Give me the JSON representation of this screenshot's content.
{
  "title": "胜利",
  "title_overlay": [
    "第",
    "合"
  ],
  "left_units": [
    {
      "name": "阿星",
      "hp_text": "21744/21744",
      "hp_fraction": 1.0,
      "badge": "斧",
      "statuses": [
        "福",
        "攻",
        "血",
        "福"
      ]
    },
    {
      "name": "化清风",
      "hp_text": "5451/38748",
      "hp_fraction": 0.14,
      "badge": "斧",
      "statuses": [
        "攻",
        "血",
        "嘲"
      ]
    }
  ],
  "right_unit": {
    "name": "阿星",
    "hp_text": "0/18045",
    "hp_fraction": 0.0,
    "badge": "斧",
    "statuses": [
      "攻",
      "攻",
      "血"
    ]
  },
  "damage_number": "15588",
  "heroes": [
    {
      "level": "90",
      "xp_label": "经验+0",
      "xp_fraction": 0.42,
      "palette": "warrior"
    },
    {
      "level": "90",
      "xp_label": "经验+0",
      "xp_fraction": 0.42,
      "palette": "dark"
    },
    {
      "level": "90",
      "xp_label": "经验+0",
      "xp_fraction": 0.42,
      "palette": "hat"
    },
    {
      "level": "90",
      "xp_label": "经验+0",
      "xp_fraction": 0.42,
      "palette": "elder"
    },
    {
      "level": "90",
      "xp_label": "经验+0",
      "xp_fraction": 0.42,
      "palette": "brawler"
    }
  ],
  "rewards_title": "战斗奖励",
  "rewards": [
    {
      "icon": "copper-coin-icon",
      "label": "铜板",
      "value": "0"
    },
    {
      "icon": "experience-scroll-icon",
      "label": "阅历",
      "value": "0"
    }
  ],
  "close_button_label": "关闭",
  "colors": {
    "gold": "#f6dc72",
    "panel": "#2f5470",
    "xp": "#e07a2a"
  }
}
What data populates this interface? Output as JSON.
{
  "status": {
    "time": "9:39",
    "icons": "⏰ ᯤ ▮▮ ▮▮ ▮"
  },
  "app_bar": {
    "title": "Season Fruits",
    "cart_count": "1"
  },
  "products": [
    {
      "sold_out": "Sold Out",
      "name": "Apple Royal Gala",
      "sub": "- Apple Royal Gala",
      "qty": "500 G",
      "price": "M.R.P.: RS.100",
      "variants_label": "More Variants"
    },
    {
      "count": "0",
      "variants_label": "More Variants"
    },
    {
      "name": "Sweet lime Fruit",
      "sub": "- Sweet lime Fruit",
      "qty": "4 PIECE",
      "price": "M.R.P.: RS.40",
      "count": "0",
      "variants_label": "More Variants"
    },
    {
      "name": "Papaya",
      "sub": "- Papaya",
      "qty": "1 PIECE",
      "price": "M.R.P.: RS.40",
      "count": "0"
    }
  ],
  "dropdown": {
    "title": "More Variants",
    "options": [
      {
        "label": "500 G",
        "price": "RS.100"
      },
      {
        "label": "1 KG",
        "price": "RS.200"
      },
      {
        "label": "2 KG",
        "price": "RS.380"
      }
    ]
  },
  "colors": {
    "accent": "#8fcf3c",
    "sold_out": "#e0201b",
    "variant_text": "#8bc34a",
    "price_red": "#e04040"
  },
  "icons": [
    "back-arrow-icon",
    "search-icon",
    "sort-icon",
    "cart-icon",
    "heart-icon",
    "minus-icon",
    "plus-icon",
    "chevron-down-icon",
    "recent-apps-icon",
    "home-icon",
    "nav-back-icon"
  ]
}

#####

JOB => Write out exactly the lines starting with the one that holds "What data populates" and running through the last line above.

REPLY TO THE EXERCISE =>
What data populates this interface? Output as JSON.
{
  "status": {
    "time": "9:39",
    "icons": "⏰ ᯤ ▮▮ ▮▮ ▮"
  },
  "app_bar": {
    "title": "Season Fruits",
    "cart_count": "1"
  },
  "products": [
    {
      "sold_out": "Sold Out",
      "name": "Apple Royal Gala",
      "sub": "- Apple Royal Gala",
      "qty": "500 G",
      "price": "M.R.P.: RS.100",
      "variants_label": "More Variants"
    },
    {
      "count": "0",
      "variants_label": "More Variants"
    },
    {
      "name": "Sweet lime Fruit",
      "sub": "- Sweet lime Fruit",
      "qty": "4 PIECE",
      "price": "M.R.P.: RS.40",
      "count": "0",
      "variants_label": "More Variants"
    },
    {
      "name": "Papaya",
      "sub": "- Papaya",
      "qty": "1 PIECE",
      "price": "M.R.P.: RS.40",
      "count": "0"
    }
  ],
  "dropdown": {
    "title": "More Variants",
    "options": [
      {
        "label": "500 G",
        "price": "RS.100"
      },
      {
        "label": "1 KG",
        "price": "RS.200"
      },
      {
        "label": "2 KG",
        "price": "RS.380"
      }
    ]
  },
  "colors": {
    "accent": "#8fcf3c",
    "sold_out": "#e0201b",
    "variant_text": "#8bc34a",
    "price_red": "#e04040"
  },
  "icons": [
    "back-arrow-icon",
    "search-icon",
    "sort-icon",
    "cart-icon",
    "heart-icon",
    "minus-icon",
    "plus-icon",
    "chevron-down-icon",
    "recent-apps-icon",
    "home-icon",
    "nav-back-icon"
  ]
}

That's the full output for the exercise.